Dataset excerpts
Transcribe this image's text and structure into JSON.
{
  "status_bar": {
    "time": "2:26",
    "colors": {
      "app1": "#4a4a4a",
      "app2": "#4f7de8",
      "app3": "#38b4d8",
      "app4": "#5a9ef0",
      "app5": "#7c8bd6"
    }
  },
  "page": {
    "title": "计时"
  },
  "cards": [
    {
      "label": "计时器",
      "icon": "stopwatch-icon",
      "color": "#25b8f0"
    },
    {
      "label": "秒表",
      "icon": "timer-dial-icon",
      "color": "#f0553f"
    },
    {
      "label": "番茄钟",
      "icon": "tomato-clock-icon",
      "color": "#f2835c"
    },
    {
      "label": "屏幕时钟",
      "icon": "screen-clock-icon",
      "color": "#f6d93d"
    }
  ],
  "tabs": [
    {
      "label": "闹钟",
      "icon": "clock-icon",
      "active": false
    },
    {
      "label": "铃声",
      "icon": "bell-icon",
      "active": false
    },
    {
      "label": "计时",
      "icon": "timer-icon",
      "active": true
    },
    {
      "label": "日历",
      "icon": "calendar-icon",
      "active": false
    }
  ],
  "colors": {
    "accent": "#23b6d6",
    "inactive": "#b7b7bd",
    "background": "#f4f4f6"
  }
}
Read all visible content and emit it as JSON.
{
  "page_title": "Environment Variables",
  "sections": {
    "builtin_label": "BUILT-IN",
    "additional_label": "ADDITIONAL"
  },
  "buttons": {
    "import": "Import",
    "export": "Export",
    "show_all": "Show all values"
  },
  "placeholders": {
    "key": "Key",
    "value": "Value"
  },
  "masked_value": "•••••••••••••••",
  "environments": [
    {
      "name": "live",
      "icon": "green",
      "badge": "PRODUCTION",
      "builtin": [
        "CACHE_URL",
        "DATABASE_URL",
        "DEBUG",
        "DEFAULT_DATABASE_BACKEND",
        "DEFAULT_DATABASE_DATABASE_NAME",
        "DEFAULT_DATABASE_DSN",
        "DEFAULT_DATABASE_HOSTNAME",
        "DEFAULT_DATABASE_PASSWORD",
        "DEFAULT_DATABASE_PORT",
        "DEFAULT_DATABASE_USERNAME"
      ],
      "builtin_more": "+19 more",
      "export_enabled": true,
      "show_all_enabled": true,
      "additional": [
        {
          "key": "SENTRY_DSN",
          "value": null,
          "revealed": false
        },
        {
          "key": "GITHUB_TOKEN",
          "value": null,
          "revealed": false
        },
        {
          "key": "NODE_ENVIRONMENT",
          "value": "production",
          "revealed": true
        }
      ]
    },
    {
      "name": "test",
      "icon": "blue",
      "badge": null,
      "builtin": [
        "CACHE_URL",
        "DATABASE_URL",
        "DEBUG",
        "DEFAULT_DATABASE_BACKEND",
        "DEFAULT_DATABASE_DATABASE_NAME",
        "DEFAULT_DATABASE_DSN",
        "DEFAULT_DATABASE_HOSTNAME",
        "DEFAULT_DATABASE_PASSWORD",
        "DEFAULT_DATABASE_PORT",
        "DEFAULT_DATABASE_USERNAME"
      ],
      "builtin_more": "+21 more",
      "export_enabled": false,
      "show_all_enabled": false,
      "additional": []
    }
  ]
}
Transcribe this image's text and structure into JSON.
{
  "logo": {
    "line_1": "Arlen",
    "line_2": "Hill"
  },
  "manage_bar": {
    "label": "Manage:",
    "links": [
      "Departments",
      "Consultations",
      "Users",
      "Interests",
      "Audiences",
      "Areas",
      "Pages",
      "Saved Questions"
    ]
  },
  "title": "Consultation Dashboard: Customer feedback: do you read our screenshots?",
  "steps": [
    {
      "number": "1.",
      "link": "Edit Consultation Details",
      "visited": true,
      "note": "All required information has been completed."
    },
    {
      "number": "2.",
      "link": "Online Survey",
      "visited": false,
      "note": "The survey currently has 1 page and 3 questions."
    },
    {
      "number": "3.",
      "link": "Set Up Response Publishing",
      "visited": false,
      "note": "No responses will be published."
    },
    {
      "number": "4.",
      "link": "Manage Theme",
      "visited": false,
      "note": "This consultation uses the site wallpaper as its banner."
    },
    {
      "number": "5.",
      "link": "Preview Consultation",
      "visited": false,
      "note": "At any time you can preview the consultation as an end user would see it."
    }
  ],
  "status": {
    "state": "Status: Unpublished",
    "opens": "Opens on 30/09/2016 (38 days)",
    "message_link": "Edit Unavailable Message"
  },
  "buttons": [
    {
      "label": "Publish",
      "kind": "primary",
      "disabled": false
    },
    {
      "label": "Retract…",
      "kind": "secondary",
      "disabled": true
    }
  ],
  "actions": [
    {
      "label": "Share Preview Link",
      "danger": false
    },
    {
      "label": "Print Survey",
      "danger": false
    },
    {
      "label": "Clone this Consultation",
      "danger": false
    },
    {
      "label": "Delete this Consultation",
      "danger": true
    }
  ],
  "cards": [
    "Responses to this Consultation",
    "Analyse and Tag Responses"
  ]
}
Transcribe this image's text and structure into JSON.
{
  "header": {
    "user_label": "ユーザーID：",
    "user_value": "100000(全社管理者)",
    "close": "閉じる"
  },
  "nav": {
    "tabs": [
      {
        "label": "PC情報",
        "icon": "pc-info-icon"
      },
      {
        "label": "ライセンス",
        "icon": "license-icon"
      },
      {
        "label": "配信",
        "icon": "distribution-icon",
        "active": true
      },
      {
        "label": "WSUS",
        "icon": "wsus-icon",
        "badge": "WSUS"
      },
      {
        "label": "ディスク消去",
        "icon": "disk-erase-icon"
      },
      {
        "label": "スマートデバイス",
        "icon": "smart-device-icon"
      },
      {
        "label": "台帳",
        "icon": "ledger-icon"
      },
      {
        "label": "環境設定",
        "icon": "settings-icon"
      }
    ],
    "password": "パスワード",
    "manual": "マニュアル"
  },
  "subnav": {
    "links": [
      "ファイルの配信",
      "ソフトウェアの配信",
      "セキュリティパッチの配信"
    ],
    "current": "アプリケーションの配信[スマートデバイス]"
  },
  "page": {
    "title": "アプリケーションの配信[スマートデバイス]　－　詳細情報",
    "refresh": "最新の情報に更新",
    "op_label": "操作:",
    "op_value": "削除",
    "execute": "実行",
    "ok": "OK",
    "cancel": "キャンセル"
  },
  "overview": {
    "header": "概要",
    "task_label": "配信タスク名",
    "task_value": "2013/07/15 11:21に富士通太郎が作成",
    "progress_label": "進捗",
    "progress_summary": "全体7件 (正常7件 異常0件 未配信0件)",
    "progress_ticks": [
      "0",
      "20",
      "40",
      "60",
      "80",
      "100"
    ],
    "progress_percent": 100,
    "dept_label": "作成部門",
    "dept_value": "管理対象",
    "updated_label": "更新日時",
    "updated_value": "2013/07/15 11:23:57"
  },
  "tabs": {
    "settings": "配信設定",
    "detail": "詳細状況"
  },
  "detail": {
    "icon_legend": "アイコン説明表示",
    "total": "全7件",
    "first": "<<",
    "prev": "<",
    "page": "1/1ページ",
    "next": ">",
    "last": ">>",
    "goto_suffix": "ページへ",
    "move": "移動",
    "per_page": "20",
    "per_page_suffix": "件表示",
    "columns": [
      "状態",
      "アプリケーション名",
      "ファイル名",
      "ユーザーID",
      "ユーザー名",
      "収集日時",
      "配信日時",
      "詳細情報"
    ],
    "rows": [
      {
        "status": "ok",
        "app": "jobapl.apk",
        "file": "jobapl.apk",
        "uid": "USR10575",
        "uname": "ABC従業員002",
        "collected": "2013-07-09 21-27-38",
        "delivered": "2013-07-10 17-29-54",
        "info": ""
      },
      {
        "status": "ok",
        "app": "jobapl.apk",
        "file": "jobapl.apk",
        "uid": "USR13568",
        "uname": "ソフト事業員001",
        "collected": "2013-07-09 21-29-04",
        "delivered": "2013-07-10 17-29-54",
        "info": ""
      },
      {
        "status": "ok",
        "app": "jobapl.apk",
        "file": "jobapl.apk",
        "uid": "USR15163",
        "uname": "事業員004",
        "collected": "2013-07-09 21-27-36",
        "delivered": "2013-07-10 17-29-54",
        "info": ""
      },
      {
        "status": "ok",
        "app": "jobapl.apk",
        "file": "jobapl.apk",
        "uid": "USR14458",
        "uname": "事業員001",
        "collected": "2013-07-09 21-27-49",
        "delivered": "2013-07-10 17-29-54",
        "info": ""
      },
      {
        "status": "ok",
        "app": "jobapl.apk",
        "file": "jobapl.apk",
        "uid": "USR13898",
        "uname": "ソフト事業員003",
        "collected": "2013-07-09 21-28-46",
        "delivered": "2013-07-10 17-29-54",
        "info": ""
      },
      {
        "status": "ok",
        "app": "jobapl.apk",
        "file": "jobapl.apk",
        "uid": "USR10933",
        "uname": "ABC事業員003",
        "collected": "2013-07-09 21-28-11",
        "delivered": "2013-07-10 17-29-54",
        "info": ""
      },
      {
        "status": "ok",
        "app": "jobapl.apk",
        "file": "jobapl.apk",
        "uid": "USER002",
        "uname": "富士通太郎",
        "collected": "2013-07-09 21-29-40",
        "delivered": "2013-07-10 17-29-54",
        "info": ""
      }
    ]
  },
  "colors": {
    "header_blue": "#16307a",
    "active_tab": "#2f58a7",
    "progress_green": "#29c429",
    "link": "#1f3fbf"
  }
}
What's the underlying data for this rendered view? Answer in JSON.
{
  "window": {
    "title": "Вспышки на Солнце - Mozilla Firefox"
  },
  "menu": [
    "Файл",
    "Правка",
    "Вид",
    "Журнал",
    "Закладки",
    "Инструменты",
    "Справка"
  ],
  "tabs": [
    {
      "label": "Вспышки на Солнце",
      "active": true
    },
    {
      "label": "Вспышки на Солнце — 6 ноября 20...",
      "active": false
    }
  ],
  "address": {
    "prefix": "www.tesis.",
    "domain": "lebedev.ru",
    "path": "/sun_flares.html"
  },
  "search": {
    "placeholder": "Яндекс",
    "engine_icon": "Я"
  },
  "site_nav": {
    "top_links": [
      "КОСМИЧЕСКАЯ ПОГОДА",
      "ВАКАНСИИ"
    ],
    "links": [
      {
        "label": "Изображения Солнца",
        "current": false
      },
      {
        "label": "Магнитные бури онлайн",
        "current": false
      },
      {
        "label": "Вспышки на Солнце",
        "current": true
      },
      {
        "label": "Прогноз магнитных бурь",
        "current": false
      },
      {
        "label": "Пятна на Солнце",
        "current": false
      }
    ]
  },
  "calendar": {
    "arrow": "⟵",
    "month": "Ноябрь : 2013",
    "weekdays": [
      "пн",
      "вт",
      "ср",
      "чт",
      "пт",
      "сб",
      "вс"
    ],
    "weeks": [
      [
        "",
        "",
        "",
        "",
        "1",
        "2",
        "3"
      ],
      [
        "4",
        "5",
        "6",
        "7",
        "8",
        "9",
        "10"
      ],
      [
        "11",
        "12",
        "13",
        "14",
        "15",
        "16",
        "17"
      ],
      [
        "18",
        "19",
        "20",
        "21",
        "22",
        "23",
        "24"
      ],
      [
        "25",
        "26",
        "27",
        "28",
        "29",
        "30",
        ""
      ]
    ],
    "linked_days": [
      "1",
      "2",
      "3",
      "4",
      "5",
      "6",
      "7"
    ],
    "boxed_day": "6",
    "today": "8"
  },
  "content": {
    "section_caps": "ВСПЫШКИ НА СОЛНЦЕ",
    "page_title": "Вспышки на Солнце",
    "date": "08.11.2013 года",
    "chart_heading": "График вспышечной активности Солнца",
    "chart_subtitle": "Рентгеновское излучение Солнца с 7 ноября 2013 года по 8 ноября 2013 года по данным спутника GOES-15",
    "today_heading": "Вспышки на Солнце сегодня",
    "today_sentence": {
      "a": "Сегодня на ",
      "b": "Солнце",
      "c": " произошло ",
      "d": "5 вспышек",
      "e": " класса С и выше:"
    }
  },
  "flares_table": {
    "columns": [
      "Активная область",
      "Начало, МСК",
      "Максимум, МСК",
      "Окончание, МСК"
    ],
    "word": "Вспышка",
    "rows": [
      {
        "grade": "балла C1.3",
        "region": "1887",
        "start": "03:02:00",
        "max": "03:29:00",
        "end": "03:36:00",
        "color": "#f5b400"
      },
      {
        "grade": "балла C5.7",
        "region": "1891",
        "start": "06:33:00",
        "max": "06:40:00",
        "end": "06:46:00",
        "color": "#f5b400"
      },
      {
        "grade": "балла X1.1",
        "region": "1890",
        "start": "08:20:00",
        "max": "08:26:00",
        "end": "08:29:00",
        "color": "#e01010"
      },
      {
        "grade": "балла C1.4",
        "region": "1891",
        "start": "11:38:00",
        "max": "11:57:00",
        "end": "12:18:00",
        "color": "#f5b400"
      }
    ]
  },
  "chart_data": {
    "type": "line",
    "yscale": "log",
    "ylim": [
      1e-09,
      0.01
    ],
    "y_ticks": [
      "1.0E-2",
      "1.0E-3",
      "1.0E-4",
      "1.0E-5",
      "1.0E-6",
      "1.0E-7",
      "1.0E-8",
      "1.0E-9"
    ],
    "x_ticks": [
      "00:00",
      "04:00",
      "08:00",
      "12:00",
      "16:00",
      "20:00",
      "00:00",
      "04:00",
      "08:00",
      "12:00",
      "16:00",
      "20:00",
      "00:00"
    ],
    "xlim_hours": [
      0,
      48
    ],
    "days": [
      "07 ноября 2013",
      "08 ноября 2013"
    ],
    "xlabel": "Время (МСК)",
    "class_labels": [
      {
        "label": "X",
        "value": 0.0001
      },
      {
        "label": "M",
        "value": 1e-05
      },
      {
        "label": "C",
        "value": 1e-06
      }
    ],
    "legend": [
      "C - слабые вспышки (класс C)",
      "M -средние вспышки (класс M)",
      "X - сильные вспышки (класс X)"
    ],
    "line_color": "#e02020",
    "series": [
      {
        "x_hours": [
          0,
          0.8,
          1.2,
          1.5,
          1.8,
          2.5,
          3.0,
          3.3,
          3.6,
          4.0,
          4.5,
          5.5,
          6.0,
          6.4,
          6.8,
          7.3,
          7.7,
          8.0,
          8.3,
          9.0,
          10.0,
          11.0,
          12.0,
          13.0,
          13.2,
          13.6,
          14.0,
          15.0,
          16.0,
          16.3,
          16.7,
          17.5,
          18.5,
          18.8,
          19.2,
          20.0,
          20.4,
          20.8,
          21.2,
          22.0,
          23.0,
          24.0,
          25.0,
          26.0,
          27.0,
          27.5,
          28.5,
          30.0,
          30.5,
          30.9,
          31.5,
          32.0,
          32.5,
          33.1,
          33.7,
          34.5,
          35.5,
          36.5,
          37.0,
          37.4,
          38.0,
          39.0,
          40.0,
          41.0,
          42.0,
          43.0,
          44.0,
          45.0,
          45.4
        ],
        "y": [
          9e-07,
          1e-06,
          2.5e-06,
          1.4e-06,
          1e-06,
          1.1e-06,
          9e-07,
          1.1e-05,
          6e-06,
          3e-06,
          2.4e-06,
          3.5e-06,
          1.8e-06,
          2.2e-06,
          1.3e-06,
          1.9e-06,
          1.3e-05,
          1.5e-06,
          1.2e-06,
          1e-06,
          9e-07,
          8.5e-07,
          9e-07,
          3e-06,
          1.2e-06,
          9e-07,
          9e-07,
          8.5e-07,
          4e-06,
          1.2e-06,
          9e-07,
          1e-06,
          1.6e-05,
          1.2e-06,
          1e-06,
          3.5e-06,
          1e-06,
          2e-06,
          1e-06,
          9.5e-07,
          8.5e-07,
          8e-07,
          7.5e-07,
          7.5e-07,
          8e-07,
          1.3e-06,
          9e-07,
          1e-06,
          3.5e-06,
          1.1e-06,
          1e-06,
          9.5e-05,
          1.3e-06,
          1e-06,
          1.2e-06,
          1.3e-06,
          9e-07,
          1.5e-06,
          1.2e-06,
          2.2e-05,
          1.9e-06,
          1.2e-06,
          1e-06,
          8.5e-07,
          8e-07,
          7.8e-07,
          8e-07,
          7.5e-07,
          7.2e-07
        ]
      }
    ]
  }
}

> **Stated exercise**
Take every line from the data above that holds "content" and copy it out.

> **Answer below**
Read all visible content and emit it as JSON.
  "content": {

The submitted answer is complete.